- [Yapılacaklar]
1: Ali Koç haberine göre Fenerbahçe, Süper Lig'in 5. haftasında hangi takımı kaç kaç yendi?
2: Ali Koç haberinde "SPOR - 04 Eylül" ile başlayıp "çok uzak' dedi." ile biten kısmı olduğu gibi alıntıla.

SPOR - 04 Eylül 2022 Pazar 07:54

Ali Koç'tan Cristiano Ronaldo açıklaması!

A
A
A
Ali Koç'tan Cristiano Ronaldo açıklaması!

Fenerbahçe başkanı Ali Koç, Cristiano Ronaldo’nun sarı-lacivertli takıma katılacağı yönünde çıkan haberlerle ilgili, 'Ronaldo’nun Türkiye’ye gelebileceğine inanmak gerçeklerden çok uzak' dedi.

Fenerbahçe, Spor Toto Süper Lig’in 5. haftasında sahasında karşılaştığı Kayserispor’u 2-0 mağlup etti. Maçın ardından Fenerbahçe Başkanı Ali Koç basın mensuplarına açıklamalarda bulundu. Türkiye’de oyunun sürekli hakem tarafından durdurulduğuna değinen Koç, "Bizler Avrupa’da maçlar seyrediyoruz. Burada çalınan faullerin yarısı çalınmıyor. Oyun sürekli duruyor. Bu işe bir çözüm bulmamız lazım. Crespo’yu resmen maç boyu ezdiler, bir tane kart göstermedi. Dolayısıyla genel hakemlerin oyunun akışını daha hızlandırmaları oyunun süresine katkıda bulunmaları lazım. Topu kaptıran yere düşüp hakeme bağırıyor. Maç özelinde değil genel futbol için söylüyorum. Bu akşam hem tribünde hem sahada özlediğimiz arzuladığımız coşkuyu gördük" şeklinde konuştu.

"Uğradığımız saldırının hala faili meçhul olması Türkiye Cumhuriyeti’ne yakışmayan bir durumdur"

- [Çıkarılan Satırlar]
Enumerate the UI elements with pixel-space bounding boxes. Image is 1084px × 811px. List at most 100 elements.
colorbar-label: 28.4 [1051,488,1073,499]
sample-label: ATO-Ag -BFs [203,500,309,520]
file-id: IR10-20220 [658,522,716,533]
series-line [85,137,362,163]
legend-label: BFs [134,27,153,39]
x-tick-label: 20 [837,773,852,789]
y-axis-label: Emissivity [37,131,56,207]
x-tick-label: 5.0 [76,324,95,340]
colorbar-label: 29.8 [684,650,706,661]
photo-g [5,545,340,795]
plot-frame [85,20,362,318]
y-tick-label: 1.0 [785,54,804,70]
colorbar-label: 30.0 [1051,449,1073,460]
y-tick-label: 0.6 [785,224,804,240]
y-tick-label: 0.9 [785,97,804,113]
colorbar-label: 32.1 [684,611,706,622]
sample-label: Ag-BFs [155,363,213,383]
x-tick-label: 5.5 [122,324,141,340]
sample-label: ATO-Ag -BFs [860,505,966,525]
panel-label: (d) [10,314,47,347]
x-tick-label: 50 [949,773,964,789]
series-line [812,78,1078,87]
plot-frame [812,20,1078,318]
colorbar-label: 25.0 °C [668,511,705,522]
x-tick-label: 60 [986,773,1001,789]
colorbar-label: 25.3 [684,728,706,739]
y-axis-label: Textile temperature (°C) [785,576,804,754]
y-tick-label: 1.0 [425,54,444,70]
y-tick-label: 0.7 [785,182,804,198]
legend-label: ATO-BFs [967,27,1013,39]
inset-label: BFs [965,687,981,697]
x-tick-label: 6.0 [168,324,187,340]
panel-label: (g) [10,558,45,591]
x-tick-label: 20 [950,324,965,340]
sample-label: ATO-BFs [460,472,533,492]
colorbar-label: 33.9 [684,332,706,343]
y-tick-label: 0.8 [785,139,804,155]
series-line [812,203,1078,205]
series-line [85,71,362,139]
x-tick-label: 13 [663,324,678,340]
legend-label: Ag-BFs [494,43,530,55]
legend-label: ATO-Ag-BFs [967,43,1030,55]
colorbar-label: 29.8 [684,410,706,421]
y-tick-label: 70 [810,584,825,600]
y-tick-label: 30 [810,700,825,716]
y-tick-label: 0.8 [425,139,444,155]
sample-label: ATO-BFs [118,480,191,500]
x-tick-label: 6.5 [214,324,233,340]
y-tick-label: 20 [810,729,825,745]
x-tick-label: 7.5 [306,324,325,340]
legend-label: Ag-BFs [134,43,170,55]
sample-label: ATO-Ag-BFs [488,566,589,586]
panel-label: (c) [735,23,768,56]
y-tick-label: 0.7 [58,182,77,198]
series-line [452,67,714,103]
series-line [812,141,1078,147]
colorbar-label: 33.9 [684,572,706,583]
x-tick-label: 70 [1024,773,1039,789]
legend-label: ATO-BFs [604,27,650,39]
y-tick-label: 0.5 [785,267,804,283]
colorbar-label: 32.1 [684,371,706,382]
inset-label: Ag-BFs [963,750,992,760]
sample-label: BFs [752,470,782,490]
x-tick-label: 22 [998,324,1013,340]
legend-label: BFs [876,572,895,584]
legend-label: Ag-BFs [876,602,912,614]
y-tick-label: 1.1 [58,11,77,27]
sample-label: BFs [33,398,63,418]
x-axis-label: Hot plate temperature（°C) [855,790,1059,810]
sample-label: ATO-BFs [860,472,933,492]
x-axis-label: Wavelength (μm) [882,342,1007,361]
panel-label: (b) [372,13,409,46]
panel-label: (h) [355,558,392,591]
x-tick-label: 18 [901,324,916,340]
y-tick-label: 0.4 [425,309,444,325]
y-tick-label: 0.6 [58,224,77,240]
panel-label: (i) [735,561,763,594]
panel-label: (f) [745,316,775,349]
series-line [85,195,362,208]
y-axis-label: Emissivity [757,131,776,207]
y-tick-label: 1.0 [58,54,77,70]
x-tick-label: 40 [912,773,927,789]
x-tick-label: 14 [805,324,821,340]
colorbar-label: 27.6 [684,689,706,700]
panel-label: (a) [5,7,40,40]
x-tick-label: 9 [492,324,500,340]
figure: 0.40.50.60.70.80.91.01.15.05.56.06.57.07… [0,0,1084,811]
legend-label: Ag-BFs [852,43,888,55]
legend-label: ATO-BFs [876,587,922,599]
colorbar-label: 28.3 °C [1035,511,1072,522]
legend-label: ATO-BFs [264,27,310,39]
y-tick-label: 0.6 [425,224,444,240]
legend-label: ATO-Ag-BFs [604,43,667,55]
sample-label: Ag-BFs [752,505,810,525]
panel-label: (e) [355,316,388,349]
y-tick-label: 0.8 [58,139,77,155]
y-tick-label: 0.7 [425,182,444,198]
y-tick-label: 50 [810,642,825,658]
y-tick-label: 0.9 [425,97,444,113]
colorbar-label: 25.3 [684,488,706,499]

- [Çözümler]
1: Kayserispor'u 2-0 yendi.

2:
SPOR - 04 Eylül 2022 Pazar 07:54

Ali Koç'tan Cristiano Ronaldo açıklaması!

A
A
A
Ali Koç'tan Cristiano Ronaldo açıklaması!

Fenerbahçe başkanı Ali Koç, Cristiano Ronaldo’nun sarı-lacivertli takıma katılacağı yönünde çıkan haberlerle ilgili, 'Ronaldo’nun Türkiye’ye gelebileceğine inanmak gerçeklerden çok uzak' dedi.